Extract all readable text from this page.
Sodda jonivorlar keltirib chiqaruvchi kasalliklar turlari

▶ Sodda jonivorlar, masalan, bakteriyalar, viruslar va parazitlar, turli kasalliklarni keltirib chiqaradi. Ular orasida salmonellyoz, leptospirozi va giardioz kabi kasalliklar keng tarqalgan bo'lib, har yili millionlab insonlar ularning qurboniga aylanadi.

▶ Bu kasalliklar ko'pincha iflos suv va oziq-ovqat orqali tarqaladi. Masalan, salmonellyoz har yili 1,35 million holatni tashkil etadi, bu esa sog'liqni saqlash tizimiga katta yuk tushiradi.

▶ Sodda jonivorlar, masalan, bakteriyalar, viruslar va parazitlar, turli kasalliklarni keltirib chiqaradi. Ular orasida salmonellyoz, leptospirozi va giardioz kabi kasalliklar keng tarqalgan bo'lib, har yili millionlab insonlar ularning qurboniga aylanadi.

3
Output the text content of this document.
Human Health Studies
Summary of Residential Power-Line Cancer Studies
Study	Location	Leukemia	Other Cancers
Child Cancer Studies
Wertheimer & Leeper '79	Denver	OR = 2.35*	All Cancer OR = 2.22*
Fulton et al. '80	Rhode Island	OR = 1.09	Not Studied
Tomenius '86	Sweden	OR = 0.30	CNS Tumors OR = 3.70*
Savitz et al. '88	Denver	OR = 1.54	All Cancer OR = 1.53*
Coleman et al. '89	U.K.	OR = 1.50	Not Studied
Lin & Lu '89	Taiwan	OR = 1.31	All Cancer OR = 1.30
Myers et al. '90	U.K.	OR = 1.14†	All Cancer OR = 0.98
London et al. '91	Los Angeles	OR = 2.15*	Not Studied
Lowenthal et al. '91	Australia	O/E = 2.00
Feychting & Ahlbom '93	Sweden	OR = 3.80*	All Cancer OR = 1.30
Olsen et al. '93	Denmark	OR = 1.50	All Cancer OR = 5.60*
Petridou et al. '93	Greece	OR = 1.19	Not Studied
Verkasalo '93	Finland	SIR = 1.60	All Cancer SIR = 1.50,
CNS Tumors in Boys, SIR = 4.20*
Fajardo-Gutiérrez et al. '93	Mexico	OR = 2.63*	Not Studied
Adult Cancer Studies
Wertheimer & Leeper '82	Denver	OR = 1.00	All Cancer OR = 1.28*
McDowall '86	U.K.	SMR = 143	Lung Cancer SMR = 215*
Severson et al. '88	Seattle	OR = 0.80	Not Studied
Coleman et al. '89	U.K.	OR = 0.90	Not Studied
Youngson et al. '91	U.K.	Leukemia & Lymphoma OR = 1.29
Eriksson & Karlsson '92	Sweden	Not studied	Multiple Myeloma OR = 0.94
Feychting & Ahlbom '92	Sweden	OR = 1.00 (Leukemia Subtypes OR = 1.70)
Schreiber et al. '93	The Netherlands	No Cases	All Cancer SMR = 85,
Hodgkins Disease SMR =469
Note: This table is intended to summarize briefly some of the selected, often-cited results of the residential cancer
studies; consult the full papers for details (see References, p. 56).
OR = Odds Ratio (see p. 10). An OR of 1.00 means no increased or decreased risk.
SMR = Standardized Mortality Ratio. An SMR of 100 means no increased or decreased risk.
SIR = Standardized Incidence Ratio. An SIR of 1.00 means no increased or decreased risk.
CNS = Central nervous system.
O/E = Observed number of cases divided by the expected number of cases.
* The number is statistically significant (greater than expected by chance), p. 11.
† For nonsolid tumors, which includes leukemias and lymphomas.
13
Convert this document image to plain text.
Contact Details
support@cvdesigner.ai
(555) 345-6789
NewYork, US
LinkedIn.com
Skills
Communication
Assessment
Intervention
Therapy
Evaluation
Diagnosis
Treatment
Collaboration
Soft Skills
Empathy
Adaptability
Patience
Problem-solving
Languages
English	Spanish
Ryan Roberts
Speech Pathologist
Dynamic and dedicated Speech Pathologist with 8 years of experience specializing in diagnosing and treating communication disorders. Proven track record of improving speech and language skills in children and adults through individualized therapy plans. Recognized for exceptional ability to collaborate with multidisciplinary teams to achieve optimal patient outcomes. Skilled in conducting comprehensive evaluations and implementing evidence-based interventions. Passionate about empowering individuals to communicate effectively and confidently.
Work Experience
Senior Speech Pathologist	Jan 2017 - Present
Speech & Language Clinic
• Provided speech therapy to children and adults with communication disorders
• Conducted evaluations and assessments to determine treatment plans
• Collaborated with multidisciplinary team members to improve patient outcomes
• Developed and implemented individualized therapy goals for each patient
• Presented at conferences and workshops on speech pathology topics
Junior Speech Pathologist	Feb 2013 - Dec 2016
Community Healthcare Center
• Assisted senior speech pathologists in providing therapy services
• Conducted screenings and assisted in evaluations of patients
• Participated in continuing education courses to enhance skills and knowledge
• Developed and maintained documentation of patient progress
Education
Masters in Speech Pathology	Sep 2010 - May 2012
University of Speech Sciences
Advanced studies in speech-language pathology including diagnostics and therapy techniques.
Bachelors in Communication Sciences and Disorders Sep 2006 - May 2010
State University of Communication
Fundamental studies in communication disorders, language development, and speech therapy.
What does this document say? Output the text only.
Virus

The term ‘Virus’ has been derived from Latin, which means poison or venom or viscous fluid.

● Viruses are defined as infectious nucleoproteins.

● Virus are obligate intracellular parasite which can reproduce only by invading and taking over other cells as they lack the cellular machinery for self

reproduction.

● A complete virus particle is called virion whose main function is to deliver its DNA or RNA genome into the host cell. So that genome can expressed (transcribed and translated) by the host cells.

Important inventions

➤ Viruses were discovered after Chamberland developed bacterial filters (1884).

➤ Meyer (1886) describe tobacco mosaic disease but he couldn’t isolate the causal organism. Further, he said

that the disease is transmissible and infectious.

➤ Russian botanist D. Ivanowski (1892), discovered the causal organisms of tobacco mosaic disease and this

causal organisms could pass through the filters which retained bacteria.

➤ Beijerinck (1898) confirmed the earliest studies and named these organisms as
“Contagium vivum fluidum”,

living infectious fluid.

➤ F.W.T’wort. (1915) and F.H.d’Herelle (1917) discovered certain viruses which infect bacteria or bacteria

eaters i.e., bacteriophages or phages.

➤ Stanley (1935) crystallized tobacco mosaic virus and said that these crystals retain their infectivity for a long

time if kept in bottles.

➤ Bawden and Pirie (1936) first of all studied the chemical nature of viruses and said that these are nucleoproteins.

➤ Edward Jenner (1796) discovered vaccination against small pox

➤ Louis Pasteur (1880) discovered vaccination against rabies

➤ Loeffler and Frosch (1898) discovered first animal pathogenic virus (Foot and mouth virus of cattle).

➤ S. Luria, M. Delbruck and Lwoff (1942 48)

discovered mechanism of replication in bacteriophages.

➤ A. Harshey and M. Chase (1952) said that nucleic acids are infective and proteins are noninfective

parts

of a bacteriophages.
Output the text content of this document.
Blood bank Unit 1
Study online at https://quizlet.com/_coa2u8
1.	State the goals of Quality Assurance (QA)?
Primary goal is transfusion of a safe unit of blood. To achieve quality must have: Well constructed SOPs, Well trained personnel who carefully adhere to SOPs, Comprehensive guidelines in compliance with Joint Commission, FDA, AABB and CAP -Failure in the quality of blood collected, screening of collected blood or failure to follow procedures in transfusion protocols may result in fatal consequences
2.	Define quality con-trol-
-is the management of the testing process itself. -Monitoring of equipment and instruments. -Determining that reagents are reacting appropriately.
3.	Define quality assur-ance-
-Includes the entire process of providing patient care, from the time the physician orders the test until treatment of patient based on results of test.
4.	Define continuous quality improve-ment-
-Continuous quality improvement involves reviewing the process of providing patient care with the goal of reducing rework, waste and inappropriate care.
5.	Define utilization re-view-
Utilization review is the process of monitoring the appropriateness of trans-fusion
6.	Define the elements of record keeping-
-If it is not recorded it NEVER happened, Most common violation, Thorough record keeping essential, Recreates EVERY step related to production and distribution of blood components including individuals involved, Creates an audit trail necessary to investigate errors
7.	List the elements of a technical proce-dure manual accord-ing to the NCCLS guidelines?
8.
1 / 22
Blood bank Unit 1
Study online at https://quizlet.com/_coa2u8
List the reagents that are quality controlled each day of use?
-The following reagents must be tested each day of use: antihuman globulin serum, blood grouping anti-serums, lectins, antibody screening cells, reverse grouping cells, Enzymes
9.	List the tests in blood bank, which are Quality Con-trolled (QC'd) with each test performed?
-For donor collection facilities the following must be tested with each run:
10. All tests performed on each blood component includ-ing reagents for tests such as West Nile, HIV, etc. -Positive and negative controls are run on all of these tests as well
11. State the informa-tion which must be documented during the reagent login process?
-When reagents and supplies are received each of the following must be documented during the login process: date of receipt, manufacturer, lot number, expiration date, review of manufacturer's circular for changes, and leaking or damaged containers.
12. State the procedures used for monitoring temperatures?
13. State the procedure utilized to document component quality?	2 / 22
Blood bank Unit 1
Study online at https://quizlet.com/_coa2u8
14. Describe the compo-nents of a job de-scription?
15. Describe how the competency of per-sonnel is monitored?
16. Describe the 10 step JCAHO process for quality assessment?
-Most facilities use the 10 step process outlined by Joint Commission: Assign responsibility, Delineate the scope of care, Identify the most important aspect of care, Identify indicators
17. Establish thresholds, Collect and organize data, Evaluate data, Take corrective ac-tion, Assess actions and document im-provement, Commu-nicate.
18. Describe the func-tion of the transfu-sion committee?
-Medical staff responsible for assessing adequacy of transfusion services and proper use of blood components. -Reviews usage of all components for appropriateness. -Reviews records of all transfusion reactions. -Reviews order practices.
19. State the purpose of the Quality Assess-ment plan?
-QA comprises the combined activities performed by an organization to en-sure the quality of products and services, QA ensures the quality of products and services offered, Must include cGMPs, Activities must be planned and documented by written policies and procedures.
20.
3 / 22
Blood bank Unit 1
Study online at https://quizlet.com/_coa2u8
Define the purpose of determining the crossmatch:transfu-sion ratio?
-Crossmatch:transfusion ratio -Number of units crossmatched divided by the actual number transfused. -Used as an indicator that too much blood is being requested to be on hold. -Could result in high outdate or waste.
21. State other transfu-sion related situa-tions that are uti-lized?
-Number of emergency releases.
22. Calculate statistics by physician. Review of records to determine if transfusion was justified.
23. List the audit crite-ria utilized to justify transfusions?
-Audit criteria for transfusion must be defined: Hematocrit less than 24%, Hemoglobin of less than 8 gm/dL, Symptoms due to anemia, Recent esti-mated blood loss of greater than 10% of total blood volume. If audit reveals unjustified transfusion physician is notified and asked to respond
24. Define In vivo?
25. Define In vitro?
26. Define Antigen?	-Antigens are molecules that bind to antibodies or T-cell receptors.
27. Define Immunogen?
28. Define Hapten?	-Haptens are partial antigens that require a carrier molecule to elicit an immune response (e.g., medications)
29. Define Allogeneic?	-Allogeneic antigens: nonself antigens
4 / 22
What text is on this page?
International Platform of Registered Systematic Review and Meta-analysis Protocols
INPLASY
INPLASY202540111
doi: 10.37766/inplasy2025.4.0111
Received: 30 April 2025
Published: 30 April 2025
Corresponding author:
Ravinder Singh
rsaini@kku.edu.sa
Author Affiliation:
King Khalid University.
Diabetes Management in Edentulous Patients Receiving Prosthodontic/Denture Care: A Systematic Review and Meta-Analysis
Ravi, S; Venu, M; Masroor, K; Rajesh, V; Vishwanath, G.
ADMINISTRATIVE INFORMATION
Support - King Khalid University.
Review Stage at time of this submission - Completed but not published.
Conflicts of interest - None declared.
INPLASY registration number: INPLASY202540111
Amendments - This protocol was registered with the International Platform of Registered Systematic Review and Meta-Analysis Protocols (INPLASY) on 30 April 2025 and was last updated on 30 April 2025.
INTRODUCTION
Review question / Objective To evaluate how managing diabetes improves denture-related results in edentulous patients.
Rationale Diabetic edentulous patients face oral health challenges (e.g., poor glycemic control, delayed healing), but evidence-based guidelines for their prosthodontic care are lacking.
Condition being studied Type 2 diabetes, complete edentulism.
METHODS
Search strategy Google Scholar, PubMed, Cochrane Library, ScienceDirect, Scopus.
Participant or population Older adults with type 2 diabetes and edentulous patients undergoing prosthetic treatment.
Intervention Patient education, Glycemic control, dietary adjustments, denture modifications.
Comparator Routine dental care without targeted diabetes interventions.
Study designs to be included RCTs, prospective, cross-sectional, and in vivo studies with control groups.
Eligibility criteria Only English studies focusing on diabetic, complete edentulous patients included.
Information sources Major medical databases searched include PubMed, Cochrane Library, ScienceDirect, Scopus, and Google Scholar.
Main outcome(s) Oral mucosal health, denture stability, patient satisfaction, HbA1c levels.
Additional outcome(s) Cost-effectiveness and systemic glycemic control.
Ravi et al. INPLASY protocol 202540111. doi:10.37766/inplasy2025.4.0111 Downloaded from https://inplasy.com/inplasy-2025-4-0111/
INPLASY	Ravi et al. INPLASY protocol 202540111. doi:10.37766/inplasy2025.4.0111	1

####

### What is expected
Copy down every line of the material above that includes the string "audit".

### Answer space
-If it is not recorded it NEVER happened, Most common violation, Thorough record keeping essential, Recreates EVERY step related to production and distribution of blood components including individuals involved, Creates an audit trail necessary to investigate errors
23. List the audit crite-ria utilized to justify transfusions?
-Audit criteria for transfusion must be defined: Hematocrit less than 24%, Hemoglobin of less than 8 gm/dL, Symptoms due to anemia, Recent esti-mated blood loss of greater than 10% of total blood volume. If audit reveals unjustified transfusion physician is notified and asked to respond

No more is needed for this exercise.